BRIEF — Reproduce the listing below without changes, except that pictures are left out.

┌─ LISTED RECORDS

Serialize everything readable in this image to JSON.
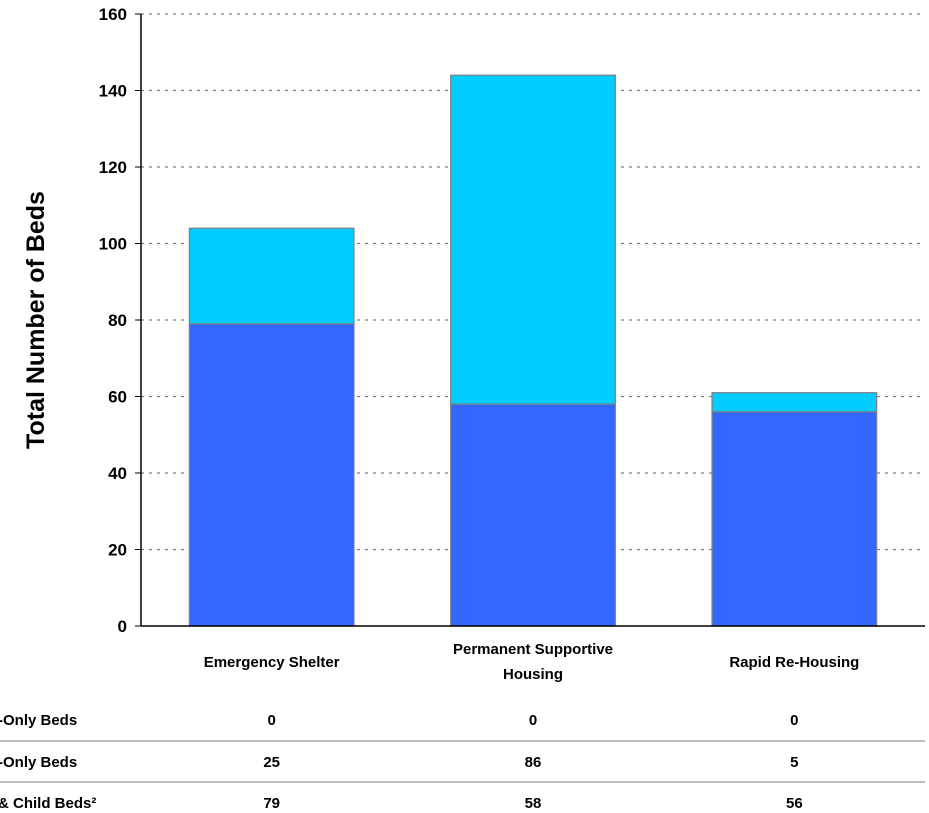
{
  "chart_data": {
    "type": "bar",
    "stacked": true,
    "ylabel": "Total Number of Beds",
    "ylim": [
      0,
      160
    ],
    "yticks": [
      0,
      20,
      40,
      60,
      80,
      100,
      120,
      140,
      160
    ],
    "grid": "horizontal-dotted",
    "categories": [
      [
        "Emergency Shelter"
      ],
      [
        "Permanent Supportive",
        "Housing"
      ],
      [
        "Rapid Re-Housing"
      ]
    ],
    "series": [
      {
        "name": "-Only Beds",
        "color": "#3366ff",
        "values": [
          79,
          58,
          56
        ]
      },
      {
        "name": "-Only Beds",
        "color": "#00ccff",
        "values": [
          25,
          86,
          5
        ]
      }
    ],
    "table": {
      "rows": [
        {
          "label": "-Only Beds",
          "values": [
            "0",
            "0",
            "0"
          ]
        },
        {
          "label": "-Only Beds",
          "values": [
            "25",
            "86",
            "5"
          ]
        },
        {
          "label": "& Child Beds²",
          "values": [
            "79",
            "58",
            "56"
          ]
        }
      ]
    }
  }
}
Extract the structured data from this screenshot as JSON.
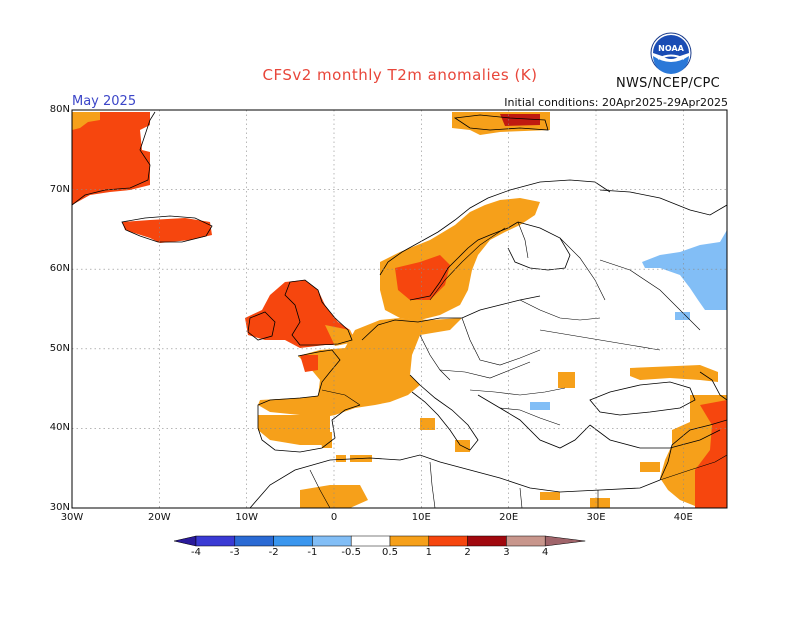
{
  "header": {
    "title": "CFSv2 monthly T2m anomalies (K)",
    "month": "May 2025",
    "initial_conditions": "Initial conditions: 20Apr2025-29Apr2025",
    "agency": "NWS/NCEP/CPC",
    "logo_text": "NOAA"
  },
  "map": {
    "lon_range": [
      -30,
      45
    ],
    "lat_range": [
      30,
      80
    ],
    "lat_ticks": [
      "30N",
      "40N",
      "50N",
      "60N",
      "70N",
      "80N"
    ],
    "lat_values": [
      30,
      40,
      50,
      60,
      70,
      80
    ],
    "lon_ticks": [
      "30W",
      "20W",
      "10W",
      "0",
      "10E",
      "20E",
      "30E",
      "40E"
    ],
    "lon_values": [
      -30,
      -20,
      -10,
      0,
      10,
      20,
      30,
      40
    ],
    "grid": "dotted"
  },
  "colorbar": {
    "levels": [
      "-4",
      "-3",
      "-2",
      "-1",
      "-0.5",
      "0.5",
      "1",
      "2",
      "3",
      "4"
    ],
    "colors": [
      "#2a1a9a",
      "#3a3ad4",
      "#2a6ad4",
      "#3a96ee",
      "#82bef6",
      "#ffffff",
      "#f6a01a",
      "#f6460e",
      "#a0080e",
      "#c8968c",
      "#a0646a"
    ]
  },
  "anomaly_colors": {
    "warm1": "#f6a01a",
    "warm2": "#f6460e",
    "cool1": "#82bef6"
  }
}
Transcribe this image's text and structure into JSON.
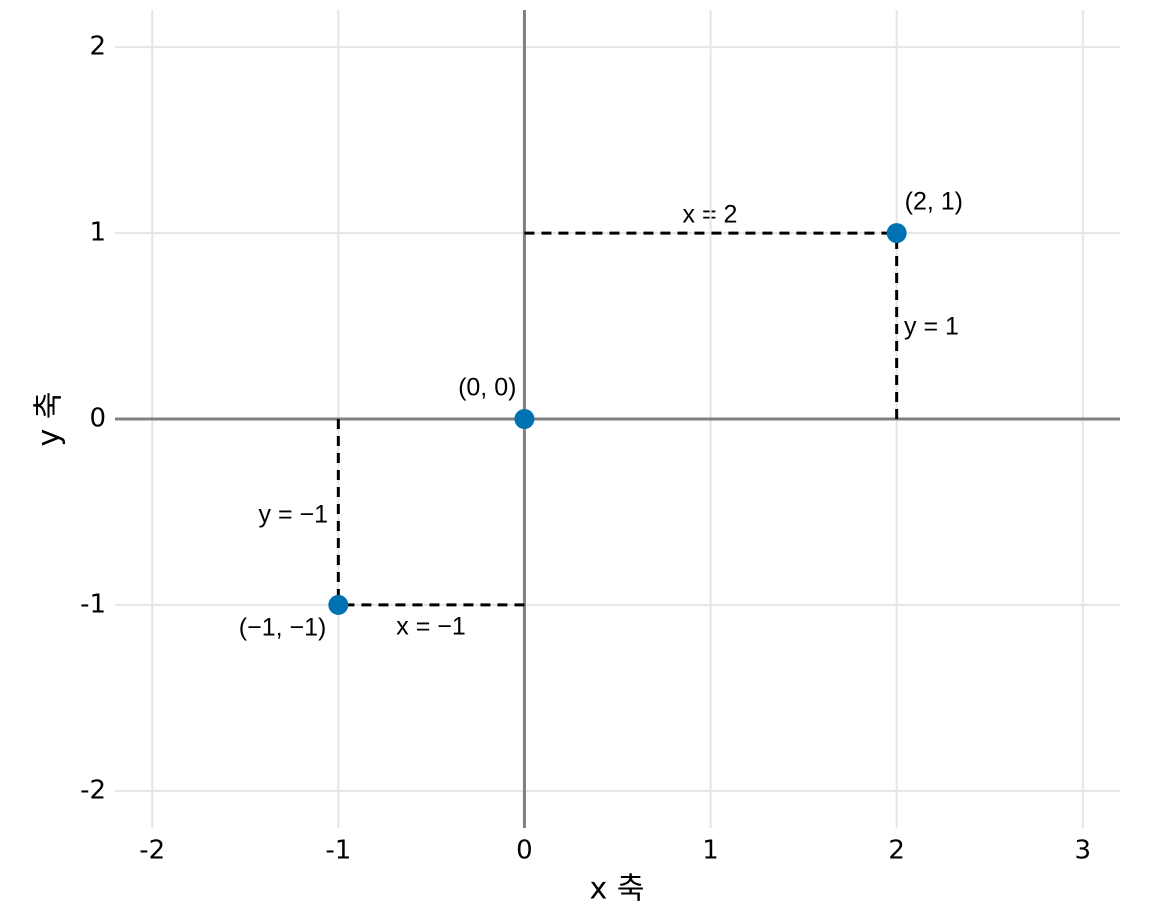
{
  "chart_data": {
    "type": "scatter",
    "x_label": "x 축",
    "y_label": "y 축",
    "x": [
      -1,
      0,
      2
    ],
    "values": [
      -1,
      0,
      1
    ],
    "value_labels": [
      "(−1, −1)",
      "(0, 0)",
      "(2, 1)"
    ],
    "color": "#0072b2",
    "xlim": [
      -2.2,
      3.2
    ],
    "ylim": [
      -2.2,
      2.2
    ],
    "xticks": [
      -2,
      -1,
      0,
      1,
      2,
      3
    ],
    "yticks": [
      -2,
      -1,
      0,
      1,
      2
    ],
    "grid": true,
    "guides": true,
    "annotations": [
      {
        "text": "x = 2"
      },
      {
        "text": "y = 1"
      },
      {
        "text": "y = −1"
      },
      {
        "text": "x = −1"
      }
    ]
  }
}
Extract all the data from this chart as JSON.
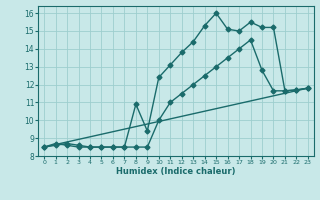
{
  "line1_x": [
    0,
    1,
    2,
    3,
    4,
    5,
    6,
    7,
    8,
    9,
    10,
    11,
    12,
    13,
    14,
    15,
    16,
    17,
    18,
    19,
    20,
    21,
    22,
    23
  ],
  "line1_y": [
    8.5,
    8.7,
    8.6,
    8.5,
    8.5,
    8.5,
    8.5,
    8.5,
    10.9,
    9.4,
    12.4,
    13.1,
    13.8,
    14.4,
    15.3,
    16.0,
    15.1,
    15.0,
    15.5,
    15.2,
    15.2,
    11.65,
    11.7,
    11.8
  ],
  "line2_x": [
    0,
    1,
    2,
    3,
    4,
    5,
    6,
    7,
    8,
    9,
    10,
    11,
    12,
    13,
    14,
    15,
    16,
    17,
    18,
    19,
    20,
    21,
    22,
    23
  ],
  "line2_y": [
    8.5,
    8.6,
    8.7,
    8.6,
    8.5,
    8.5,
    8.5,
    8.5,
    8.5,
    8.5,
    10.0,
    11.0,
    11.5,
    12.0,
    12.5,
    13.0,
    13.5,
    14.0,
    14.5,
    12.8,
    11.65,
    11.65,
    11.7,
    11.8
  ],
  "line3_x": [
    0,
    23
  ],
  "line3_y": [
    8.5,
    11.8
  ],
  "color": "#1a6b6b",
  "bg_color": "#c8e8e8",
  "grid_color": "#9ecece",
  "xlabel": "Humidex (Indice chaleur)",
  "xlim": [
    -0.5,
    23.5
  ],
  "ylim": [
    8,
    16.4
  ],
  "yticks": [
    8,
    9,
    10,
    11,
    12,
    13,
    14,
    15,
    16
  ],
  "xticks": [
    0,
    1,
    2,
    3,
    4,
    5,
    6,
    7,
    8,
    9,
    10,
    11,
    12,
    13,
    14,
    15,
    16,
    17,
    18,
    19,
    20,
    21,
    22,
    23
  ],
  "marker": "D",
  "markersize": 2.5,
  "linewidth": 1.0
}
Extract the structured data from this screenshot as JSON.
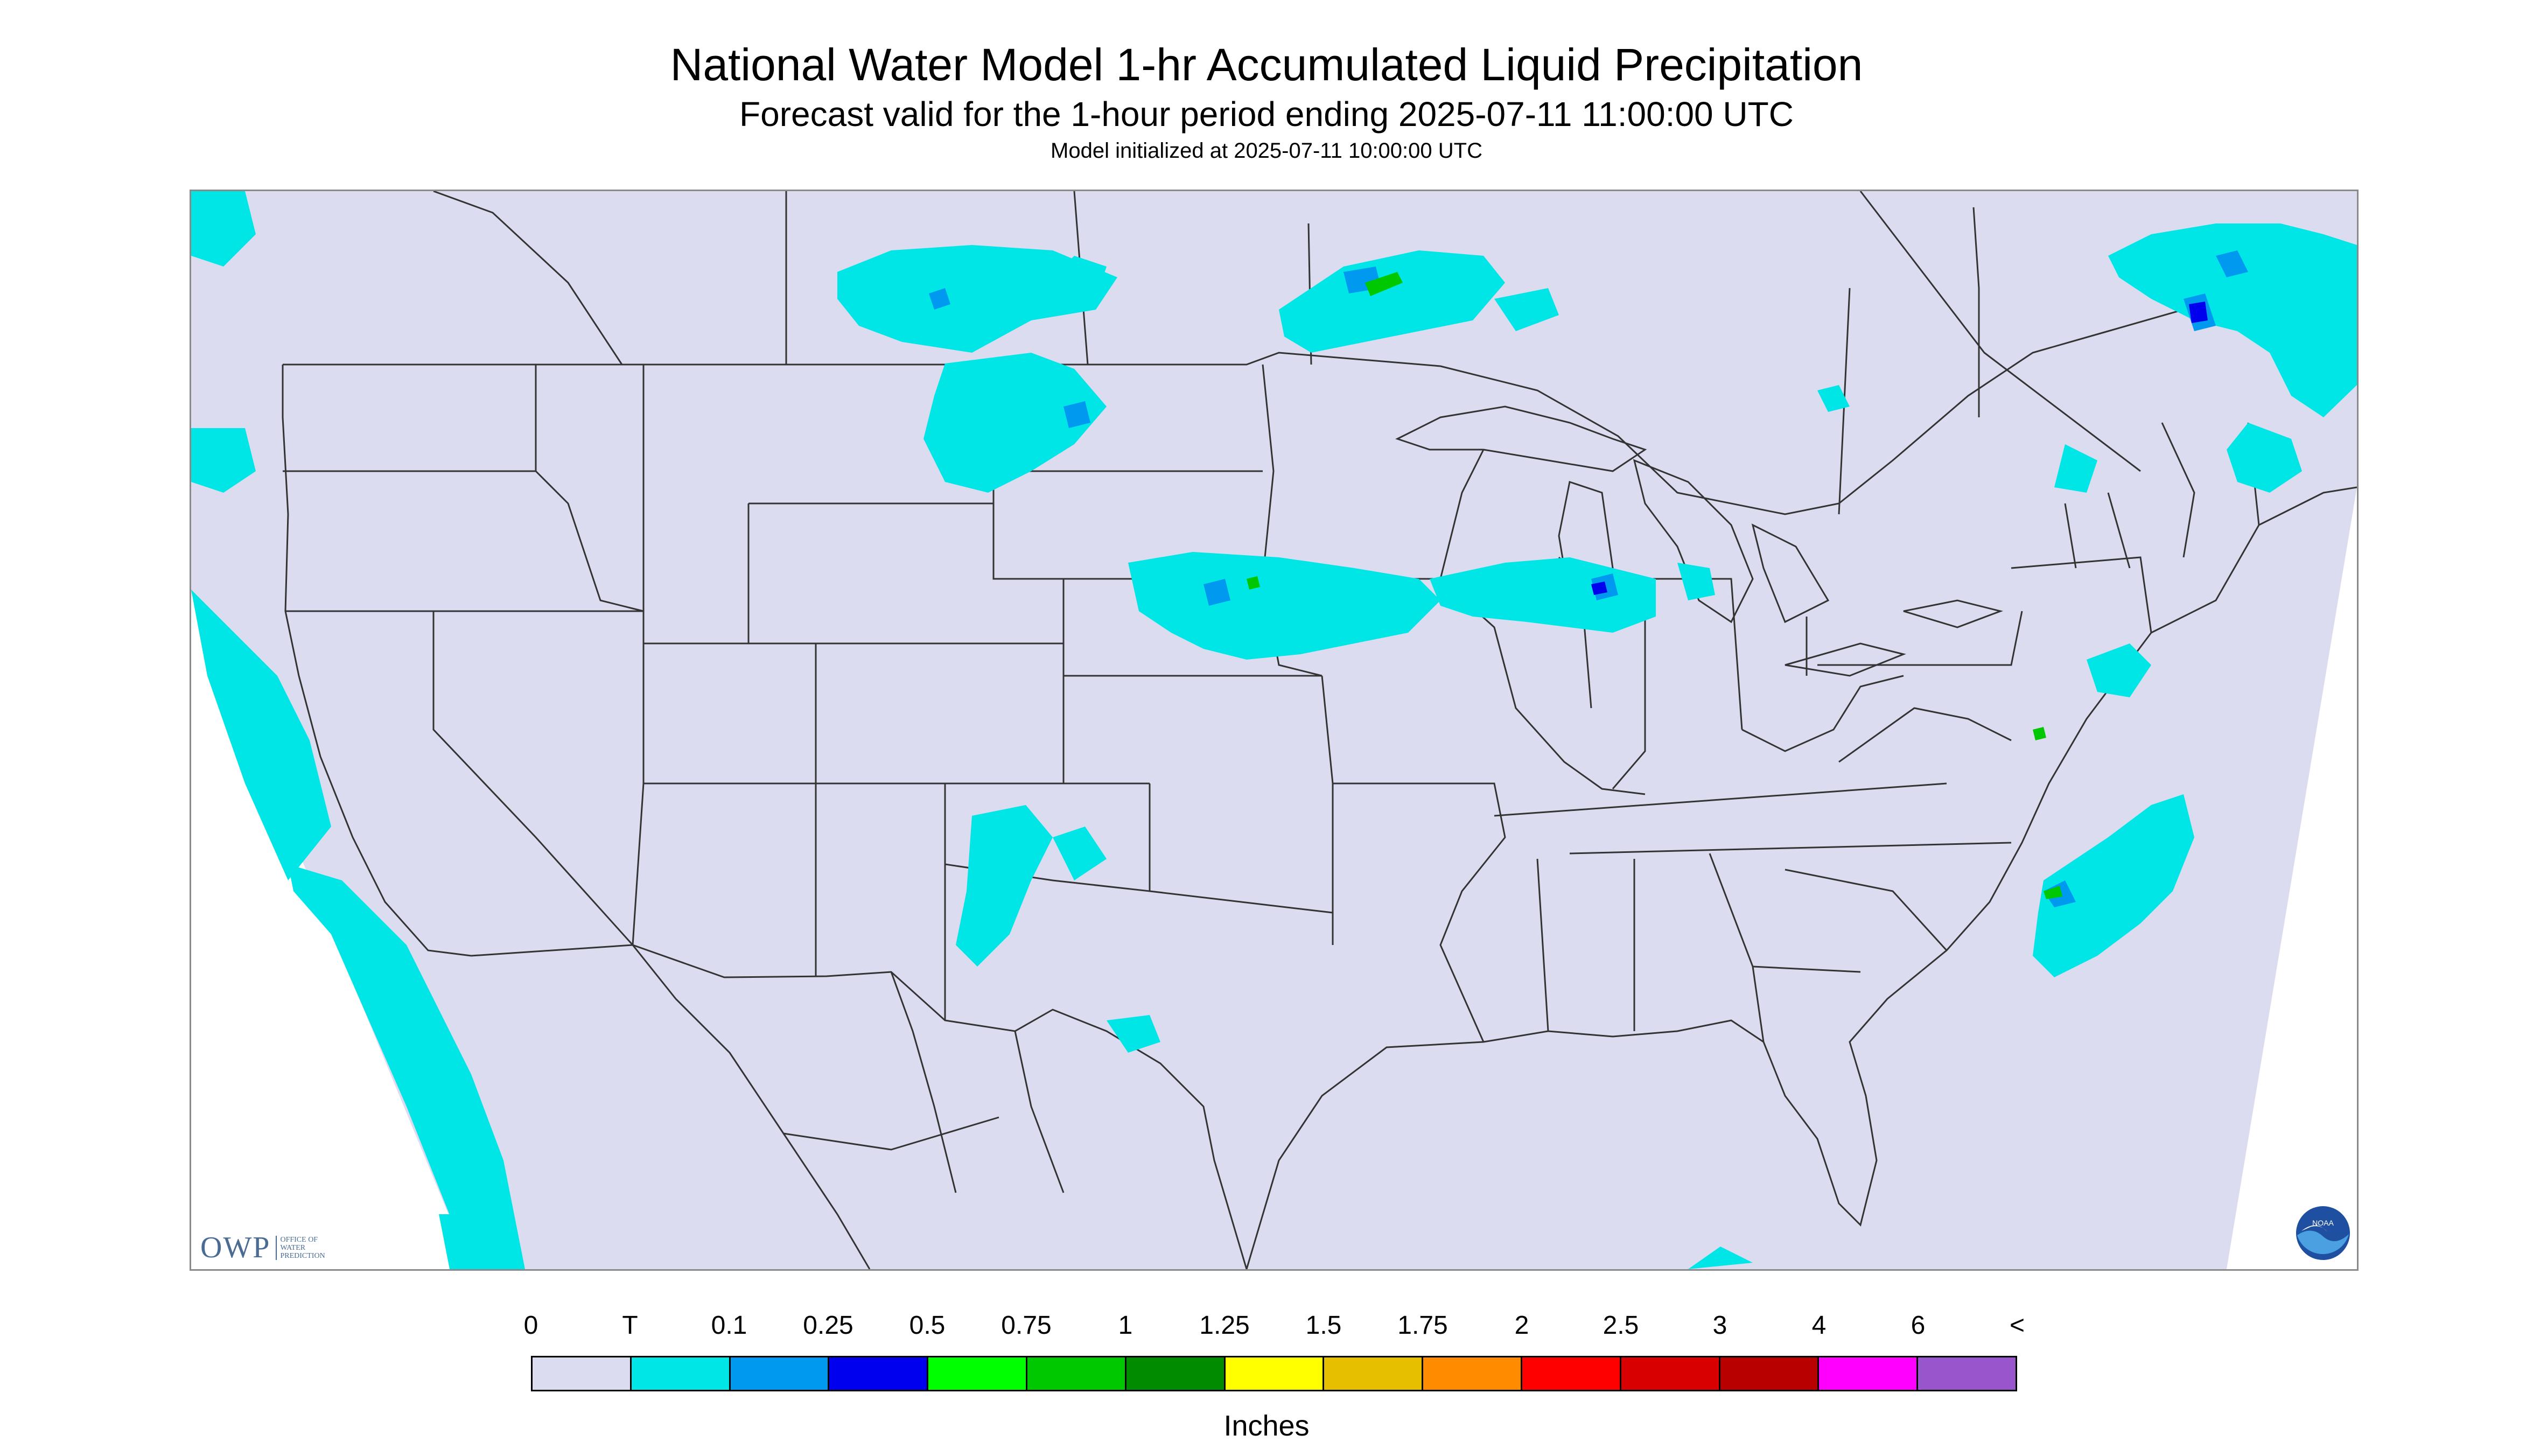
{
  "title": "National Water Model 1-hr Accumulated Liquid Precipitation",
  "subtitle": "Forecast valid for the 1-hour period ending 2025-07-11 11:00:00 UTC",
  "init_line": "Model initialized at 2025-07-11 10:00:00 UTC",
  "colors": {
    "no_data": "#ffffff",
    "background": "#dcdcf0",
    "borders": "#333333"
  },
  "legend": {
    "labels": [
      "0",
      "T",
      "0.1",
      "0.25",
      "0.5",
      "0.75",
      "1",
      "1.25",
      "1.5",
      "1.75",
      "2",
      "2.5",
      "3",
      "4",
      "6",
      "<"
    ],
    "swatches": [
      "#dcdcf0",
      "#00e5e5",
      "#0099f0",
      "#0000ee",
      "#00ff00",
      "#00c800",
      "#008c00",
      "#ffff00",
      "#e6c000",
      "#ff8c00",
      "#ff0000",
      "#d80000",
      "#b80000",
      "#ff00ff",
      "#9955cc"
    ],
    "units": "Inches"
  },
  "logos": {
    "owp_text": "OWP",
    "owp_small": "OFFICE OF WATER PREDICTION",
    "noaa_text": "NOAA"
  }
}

└─

PROBLEM SOLUTION —
Serialize everything readable in this image to JSON.
{
  "chart_data": {
    "type": "bar",
    "stacked": true,
    "ylabel": "Total Number of Beds",
    "ylim": [
      0,
      160
    ],
    "yticks": [
      0,
      20,
      40,
      60,
      80,
      100,
      120,
      140,
      160
    ],
    "grid": "horizontal-dotted",
    "categories": [
      [
        "Emergency Shelter"
      ],
      [
        "Permanent Supportive",
        "Housing"
      ],
      [
        "Rapid Re-Housing"
      ]
    ],
    "series": [
      {
        "name": "-Only Beds",
        "color": "#3366ff",
        "values": [
          79,
          58,
          56
        ]
      },
      {
        "name": "-Only Beds",
        "color": "#00ccff",
        "values": [
          25,
          86,
          5
        ]
      }
    ],
    "table": {
      "rows": [
        {
          "label": "-Only Beds",
          "values": [
            "0",
            "0",
            "0"
          ]
        },
        {
          "label": "-Only Beds",
          "values": [
            "25",
            "86",
            "5"
          ]
        },
        {
          "label": "& Child Beds²",
          "values": [
            "79",
            "58",
            "56"
          ]
        }
      ]
    }
  }
}
Extract the structured data from this screenshot as JSON.
{
  "header": {
    "title": "CFSv2 monthly T2m anomalies (K)",
    "month": "May 2025",
    "initial_conditions": "Initial conditions: 20Apr2025-29Apr2025",
    "agency": "NWS/NCEP/CPC",
    "logo_text": "NOAA"
  },
  "map": {
    "lon_range": [
      -30,
      45
    ],
    "lat_range": [
      30,
      80
    ],
    "lat_ticks": [
      "30N",
      "40N",
      "50N",
      "60N",
      "70N",
      "80N"
    ],
    "lat_values": [
      30,
      40,
      50,
      60,
      70,
      80
    ],
    "lon_ticks": [
      "30W",
      "20W",
      "10W",
      "0",
      "10E",
      "20E",
      "30E",
      "40E"
    ],
    "lon_values": [
      -30,
      -20,
      -10,
      0,
      10,
      20,
      30,
      40
    ],
    "grid": "dotted"
  },
  "colorbar": {
    "levels": [
      "-4",
      "-3",
      "-2",
      "-1",
      "-0.5",
      "0.5",
      "1",
      "2",
      "3",
      "4"
    ],
    "colors": [
      "#2a1a9a",
      "#3a3ad4",
      "#2a6ad4",
      "#3a96ee",
      "#82bef6",
      "#ffffff",
      "#f6a01a",
      "#f6460e",
      "#a0080e",
      "#c8968c",
      "#a0646a"
    ]
  },
  "anomaly_colors": {
    "warm1": "#f6a01a",
    "warm2": "#f6460e",
    "cool1": "#82bef6"
  }
}
Transcribe this image's text and structure into JSON.
{
  "chart_data": {
    "type": "scatter",
    "x_label": "x 축",
    "y_label": "y 축",
    "x": [
      -1,
      0,
      2
    ],
    "values": [
      -1,
      0,
      1
    ],
    "value_labels": [
      "(−1, −1)",
      "(0, 0)",
      "(2, 1)"
    ],
    "color": "#0072b2",
    "xlim": [
      -2.2,
      3.2
    ],
    "ylim": [
      -2.2,
      2.2
    ],
    "xticks": [
      -2,
      -1,
      0,
      1,
      2,
      3
    ],
    "yticks": [
      -2,
      -1,
      0,
      1,
      2
    ],
    "grid": true,
    "guides": true,
    "annotations": [
      {
        "text": "x = 2"
      },
      {
        "text": "y = 1"
      },
      {
        "text": "y = −1"
      },
      {
        "text": "x = −1"
      }
    ]
  }
}
Extract all the data from this chart as JSON.
{
  "line1_x": [
    0,
    1,
    2,
    3,
    4,
    5,
    6,
    7,
    8,
    9,
    10,
    11,
    12,
    13,
    14,
    15,
    16,
    17,
    18,
    19,
    20,
    21,
    22,
    23
  ],
  "line1_y": [
    8.5,
    8.7,
    8.6,
    8.5,
    8.5,
    8.5,
    8.5,
    8.5,
    10.9,
    9.4,
    12.4,
    13.1,
    13.8,
    14.4,
    15.3,
    16.0,
    15.1,
    15.0,
    15.5,
    15.2,
    15.2,
    11.65,
    11.7,
    11.8
  ],
  "line2_x": [
    0,
    1,
    2,
    3,
    4,
    5,
    6,
    7,
    8,
    9,
    10,
    11,
    12,
    13,
    14,
    15,
    16,
    17,
    18,
    19,
    20,
    21,
    22,
    23
  ],
  "line2_y": [
    8.5,
    8.6,
    8.7,
    8.6,
    8.5,
    8.5,
    8.5,
    8.5,
    8.5,
    8.5,
    10.0,
    11.0,
    11.5,
    12.0,
    12.5,
    13.0,
    13.5,
    14.0,
    14.5,
    12.8,
    11.65,
    11.65,
    11.7,
    11.8
  ],
  "line3_x": [
    0,
    23
  ],
  "line3_y": [
    8.5,
    11.8
  ],
  "color": "#1a6b6b",
  "bg_color": "#c8e8e8",
  "grid_color": "#9ecece",
  "xlabel": "Humidex (Indice chaleur)",
  "xlim": [
    -0.5,
    23.5
  ],
  "ylim": [
    8,
    16.4
  ],
  "yticks": [
    8,
    9,
    10,
    11,
    12,
    13,
    14,
    15,
    16
  ],
  "xticks": [
    0,
    1,
    2,
    3,
    4,
    5,
    6,
    7,
    8,
    9,
    10,
    11,
    12,
    13,
    14,
    15,
    16,
    17,
    18,
    19,
    20,
    21,
    22,
    23
  ],
  "marker": "D",
  "markersize": 2.5,
  "linewidth": 1.0
}
Extract the structured data from this screenshot as JSON.
{
  "title": "National Water Model 1-hr Accumulated Liquid Precipitation",
  "subtitle": "Forecast valid for the 1-hour period ending 2025-07-11 11:00:00 UTC",
  "init_line": "Model initialized at 2025-07-11 10:00:00 UTC",
  "colors": {
    "no_data": "#ffffff",
    "background": "#dcdcf0",
    "borders": "#333333"
  },
  "legend": {
    "labels": [
      "0",
      "T",
      "0.1",
      "0.25",
      "0.5",
      "0.75",
      "1",
      "1.25",
      "1.5",
      "1.75",
      "2",
      "2.5",
      "3",
      "4",
      "6",
      "<"
    ],
    "swatches": [
      "#dcdcf0",
      "#00e5e5",
      "#0099f0",
      "#0000ee",
      "#00ff00",
      "#00c800",
      "#008c00",
      "#ffff00",
      "#e6c000",
      "#ff8c00",
      "#ff0000",
      "#d80000",
      "#b80000",
      "#ff00ff",
      "#9955cc"
    ],
    "units": "Inches"
  },
  "logos": {
    "owp_text": "OWP",
    "owp_small": "OFFICE OF WATER PREDICTION",
    "noaa_text": "NOAA"
  }
}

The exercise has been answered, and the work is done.